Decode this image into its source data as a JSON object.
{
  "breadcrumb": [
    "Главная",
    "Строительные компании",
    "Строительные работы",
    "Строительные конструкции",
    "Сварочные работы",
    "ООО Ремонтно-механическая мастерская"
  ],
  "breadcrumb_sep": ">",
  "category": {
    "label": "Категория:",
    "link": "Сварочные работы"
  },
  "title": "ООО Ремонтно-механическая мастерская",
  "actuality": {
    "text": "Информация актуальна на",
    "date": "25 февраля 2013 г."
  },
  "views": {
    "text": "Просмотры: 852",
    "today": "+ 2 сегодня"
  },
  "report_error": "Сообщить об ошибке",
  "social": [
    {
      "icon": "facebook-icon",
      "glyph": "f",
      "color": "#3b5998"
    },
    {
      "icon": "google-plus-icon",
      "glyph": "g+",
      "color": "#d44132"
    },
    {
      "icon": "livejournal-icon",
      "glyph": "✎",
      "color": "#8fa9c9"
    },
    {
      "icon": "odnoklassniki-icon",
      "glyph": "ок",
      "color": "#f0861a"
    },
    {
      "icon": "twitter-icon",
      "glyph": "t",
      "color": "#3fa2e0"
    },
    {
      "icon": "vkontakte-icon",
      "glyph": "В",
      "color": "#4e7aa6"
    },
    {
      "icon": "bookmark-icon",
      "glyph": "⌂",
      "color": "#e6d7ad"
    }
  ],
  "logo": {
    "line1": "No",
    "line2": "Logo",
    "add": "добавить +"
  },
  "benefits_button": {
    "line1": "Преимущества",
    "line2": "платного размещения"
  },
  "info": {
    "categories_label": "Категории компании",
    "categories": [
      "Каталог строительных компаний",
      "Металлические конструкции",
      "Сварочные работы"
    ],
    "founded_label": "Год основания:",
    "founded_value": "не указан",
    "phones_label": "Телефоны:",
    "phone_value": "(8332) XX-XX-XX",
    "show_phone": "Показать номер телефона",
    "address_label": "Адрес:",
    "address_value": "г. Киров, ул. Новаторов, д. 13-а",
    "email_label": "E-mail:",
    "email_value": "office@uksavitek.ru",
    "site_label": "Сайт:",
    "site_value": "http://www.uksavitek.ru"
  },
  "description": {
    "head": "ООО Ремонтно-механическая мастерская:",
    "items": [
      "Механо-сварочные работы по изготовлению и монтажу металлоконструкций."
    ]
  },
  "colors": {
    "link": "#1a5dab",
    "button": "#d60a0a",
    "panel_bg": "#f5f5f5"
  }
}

--------------------------------

Written instruction: Give the count of lines holding the word "конструкции", with no other words.

Result of the task: 2